■ **The exercise**:
Which lines contain the string "this"? Please list every one of them.
— Begin Listed entries —
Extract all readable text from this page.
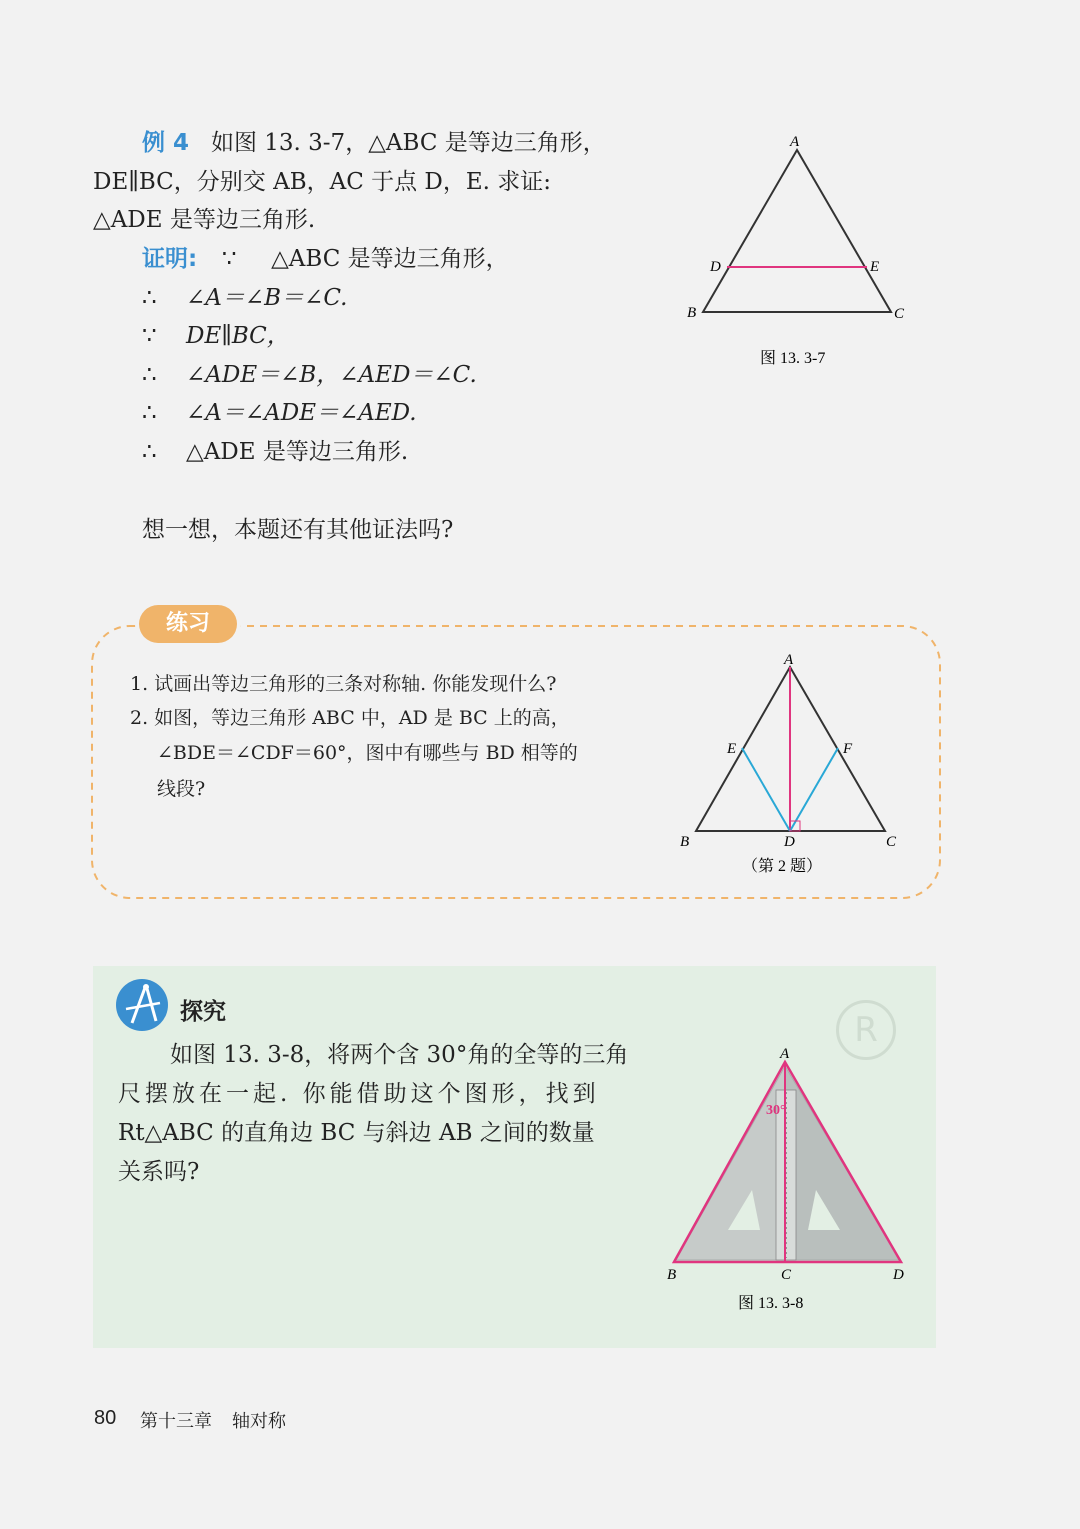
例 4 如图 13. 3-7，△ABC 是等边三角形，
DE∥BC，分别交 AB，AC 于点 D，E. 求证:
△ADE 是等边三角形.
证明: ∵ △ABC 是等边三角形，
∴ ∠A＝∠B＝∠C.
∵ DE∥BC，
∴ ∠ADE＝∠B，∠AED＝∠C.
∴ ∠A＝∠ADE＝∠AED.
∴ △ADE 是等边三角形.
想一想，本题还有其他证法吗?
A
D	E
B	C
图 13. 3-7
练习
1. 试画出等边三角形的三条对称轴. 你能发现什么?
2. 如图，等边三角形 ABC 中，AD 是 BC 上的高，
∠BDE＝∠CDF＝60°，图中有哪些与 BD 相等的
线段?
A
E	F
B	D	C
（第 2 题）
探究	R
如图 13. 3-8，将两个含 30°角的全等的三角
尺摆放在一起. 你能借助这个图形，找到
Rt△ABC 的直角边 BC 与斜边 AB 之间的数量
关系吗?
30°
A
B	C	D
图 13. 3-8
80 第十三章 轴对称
— End Listed entries —
— Begin Listed entries —
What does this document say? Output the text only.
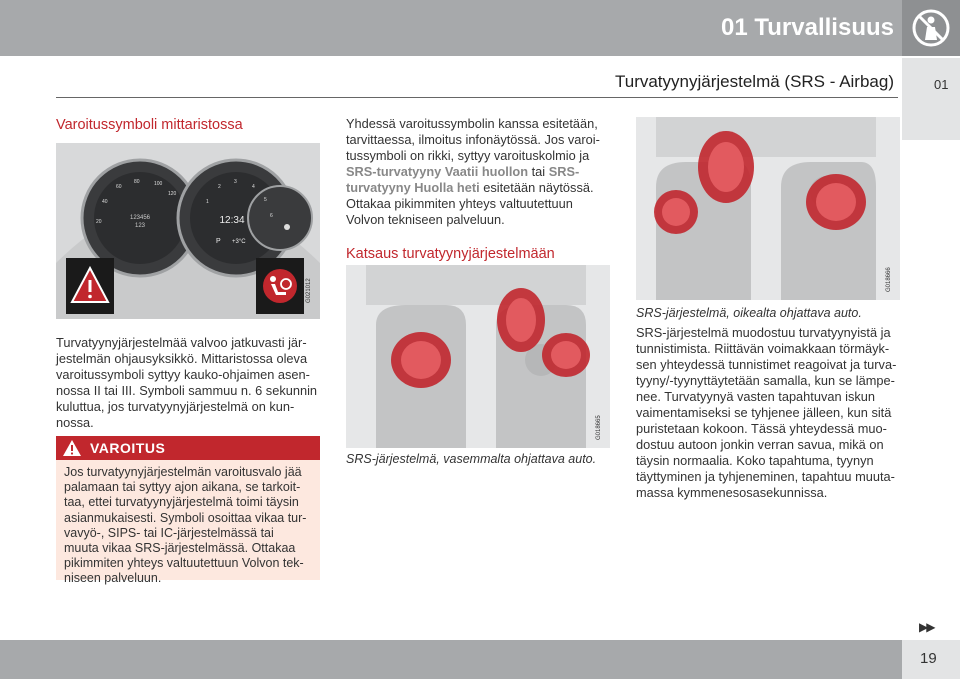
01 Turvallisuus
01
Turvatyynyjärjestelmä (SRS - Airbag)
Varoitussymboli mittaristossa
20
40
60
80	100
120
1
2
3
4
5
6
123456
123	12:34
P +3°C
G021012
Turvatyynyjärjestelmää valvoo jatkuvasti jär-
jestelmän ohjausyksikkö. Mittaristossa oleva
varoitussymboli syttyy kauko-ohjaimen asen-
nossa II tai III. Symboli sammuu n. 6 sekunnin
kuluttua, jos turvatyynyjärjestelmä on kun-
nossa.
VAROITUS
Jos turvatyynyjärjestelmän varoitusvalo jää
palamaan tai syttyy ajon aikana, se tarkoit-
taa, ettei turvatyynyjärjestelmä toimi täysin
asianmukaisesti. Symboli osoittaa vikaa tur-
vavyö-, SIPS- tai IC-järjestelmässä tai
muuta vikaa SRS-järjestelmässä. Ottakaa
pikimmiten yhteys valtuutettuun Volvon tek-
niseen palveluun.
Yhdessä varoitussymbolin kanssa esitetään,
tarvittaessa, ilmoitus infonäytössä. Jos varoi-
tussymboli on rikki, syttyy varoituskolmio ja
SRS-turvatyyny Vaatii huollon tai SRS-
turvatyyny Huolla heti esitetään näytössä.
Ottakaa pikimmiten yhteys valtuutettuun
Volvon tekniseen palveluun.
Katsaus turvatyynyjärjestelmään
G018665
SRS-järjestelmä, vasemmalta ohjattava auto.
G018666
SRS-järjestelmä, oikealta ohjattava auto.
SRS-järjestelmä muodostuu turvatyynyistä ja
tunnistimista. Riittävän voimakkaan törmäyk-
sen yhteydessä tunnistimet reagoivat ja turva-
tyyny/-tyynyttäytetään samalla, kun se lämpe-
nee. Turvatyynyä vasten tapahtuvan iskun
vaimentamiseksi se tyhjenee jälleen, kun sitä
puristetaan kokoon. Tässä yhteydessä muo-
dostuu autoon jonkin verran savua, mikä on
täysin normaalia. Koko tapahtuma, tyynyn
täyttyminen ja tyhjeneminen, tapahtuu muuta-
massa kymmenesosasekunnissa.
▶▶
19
— End Listed entries —
— Begin Listed entries —
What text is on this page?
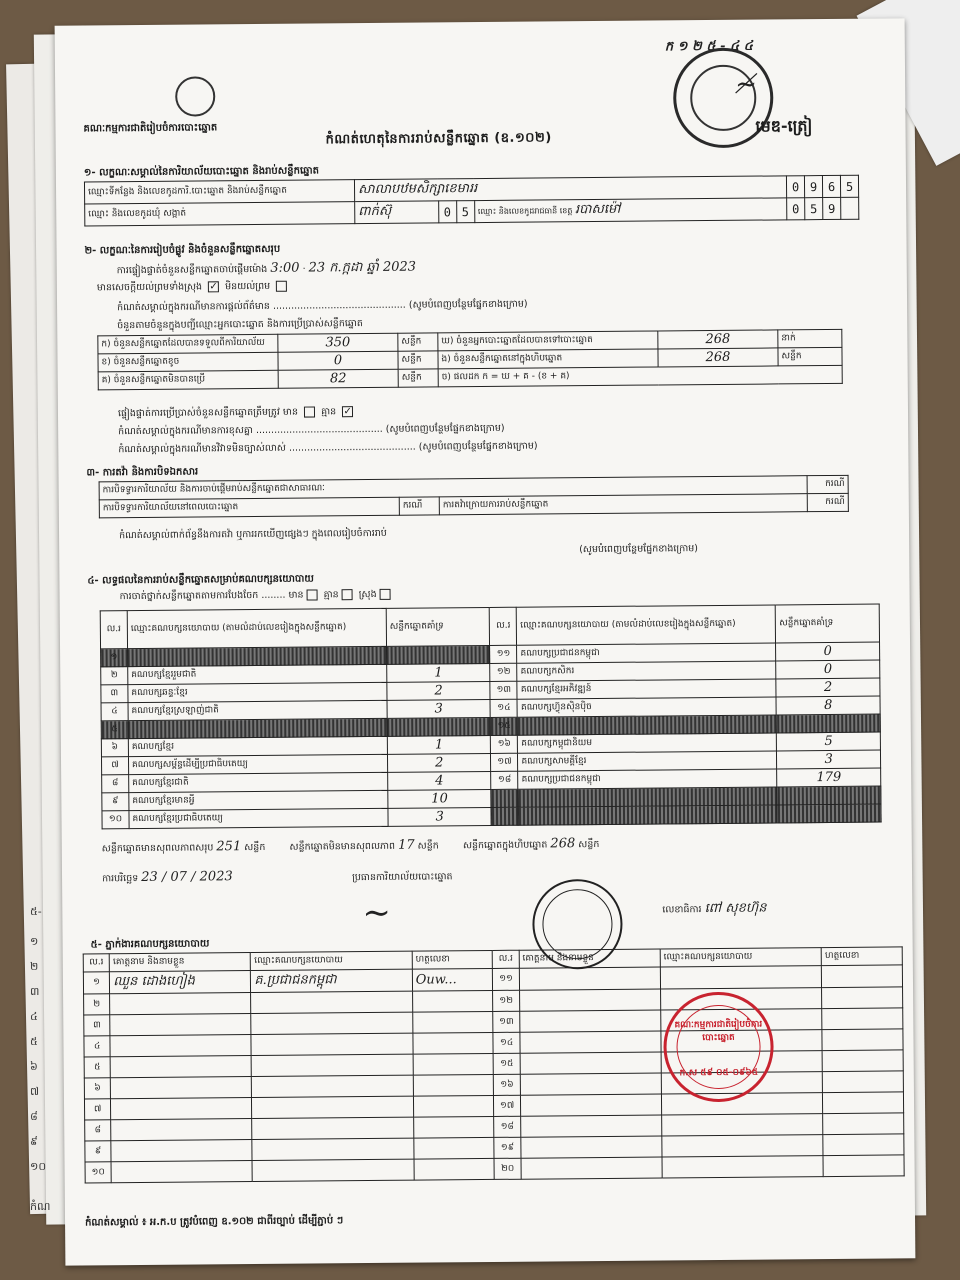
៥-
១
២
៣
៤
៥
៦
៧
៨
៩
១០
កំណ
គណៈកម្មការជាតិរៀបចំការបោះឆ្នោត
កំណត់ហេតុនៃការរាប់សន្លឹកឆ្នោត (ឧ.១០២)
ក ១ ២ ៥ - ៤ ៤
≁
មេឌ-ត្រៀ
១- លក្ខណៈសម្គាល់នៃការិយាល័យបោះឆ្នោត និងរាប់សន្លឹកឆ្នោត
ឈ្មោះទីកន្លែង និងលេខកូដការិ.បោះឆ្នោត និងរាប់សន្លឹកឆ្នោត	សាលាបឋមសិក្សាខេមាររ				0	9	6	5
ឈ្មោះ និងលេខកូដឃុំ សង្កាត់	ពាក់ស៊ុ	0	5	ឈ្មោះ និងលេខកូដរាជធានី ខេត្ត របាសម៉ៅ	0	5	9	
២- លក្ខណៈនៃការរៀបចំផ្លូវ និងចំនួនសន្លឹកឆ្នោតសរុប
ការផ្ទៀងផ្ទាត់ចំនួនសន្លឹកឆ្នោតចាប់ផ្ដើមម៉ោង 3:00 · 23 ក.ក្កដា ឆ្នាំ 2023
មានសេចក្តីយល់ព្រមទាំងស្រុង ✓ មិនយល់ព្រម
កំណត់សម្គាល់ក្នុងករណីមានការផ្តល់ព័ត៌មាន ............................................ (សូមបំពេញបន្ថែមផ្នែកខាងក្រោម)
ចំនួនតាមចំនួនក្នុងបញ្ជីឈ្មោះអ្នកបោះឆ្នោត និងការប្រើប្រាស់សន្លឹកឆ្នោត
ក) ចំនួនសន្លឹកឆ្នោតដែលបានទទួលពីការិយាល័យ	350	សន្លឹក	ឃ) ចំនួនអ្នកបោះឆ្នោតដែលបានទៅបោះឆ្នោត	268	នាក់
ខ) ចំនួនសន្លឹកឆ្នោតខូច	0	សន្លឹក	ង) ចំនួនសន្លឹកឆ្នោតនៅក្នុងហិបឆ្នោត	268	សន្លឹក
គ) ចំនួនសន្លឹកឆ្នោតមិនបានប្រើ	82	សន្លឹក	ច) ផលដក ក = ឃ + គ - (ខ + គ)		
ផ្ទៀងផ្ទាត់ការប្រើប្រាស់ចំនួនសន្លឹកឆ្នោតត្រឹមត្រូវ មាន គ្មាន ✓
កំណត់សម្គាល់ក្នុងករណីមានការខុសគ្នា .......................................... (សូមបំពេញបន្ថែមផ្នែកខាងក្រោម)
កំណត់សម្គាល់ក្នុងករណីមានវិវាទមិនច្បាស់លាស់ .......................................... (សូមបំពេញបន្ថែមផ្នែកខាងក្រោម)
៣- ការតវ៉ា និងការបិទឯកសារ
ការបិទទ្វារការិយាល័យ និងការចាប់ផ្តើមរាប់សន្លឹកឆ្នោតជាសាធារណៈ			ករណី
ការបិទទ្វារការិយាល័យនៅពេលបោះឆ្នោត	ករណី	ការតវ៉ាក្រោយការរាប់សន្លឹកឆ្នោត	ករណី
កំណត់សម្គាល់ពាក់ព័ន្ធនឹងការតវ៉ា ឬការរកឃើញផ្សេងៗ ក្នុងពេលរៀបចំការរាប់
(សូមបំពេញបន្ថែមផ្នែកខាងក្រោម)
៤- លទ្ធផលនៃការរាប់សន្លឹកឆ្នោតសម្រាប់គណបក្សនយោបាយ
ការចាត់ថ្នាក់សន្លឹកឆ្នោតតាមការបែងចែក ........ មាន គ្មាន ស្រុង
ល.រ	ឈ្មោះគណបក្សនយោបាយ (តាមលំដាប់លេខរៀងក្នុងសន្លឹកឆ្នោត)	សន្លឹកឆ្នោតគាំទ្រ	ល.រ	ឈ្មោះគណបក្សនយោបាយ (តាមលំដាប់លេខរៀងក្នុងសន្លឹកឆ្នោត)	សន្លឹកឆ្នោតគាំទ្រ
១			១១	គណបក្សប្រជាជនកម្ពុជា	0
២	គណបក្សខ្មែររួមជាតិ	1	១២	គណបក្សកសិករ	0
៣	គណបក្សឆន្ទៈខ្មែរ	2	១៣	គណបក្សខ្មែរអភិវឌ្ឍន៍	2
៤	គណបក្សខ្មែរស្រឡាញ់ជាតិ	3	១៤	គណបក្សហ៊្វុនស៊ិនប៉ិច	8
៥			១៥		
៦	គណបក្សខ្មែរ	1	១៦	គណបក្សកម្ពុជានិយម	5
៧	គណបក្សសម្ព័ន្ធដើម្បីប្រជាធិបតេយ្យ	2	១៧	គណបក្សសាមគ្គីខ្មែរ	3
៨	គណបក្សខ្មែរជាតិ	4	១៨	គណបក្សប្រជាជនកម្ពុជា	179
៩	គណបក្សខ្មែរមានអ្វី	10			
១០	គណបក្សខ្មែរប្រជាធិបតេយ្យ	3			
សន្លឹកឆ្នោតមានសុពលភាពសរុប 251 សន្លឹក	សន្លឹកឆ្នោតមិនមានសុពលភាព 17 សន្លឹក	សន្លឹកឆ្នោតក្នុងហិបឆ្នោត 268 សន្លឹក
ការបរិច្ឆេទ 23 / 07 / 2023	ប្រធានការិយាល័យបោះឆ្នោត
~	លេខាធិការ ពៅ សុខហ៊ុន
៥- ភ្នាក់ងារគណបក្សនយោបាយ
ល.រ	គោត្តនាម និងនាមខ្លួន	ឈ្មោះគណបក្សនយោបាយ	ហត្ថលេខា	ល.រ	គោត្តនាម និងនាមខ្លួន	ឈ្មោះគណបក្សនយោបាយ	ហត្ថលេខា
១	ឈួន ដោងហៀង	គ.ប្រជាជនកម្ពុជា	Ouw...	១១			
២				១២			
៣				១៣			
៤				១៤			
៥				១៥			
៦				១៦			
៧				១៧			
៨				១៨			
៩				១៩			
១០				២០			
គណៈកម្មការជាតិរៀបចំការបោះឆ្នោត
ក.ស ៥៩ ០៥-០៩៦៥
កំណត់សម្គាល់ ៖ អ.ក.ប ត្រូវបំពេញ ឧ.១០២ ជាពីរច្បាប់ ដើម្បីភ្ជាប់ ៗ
— End Listed entries —
■ **Written answer**:
Extract all readable text from this page.
What does this document say? Output the text only.
What text is on this page?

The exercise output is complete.